-- Start Extract --

Cupyx 3D FFT convolution on GPU slows down after multiple sequential calls

Cupyx 3D FFT convolution on GPU slows down after multiple sequential calls - python

First off, I have never asked a question on stackoverflow before, and I will do my best to follow the site guidelines, but let me know if I should changes something about my post.
I am attempting to write a function that can quickly extract the pore size distribution from a binary 3D image. I do this by computing the local thickness of the image, in a similar fashion to that implementing in ImageJ's local thickness plugin. I need this function ideally to run in under 1 second, as I am calling it ~200000 times in a simulated annealing process. It is performed partially on the CPU (12th Gen Intel(R) Core(TM) i7-12700KF, 20 cores, 16GB RAM) and partially on the GPU (RTX GeForce 3050, 8GB).
The function works, but there is something happening I think on the backend, which is slowing it down artificially. This may have to do with threading, or GPU to CPU overhead, or some kind of 'cool down' period.

-- End Extract --
-- Start Supplied records --

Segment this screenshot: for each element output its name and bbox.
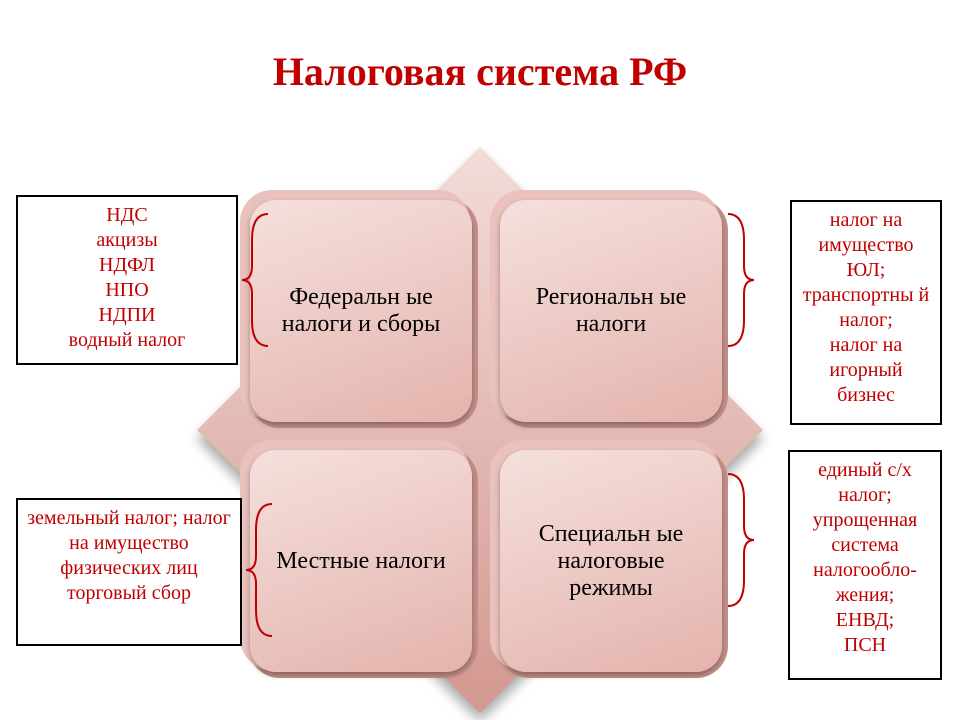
tile-special: Специальн ые налоговые режимы [490, 440, 720, 670]
brace-top-left [238, 210, 274, 350]
brace-bottom-right [722, 470, 758, 610]
tile-grid: Федеральн ые налоги и сборы Региональн ы… [230, 180, 730, 680]
page-title: Налоговая система РФ [0, 48, 960, 95]
tile-label: Специальн ые налоговые режимы [500, 450, 722, 672]
tile-label: Федеральн ые налоги и сборы [250, 200, 472, 422]
tile-regional: Региональн ые налоги [490, 190, 720, 420]
brace-bottom-left [242, 500, 278, 640]
tile-label: Региональн ые налоги [500, 200, 722, 422]
tile-federal: Федеральн ые налоги и сборы [240, 190, 470, 420]
tile-label: Местные налоги [250, 450, 472, 672]
note-special-list: единый с/х налог; упрощенная система нал… [788, 450, 942, 680]
note-local-list: земельный налог; налог на имущество физи… [16, 498, 242, 646]
note-federal-list: НДСакцизыНДФЛНПОНДПИводный налог [16, 195, 238, 365]
stage: Налоговая система РФ Федеральн ые налоги… [0, 0, 960, 720]
brace-top-right [722, 210, 758, 350]
note-regional-list: налог на имущество ЮЛ; транспортны й нал… [790, 200, 942, 425]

-- End Supplied records --

* [Your instructions] Reproduce the Cupyx FFT post from the words "First off, I" through the words "about my post.", without changing anything. Rely only on the Cupyx FFT post, not on the data.

* [Full solution]
First off, I have never asked a question on stackoverflow before, and I will do my best to follow the site guidelines, but let me know if I should changes something about my post.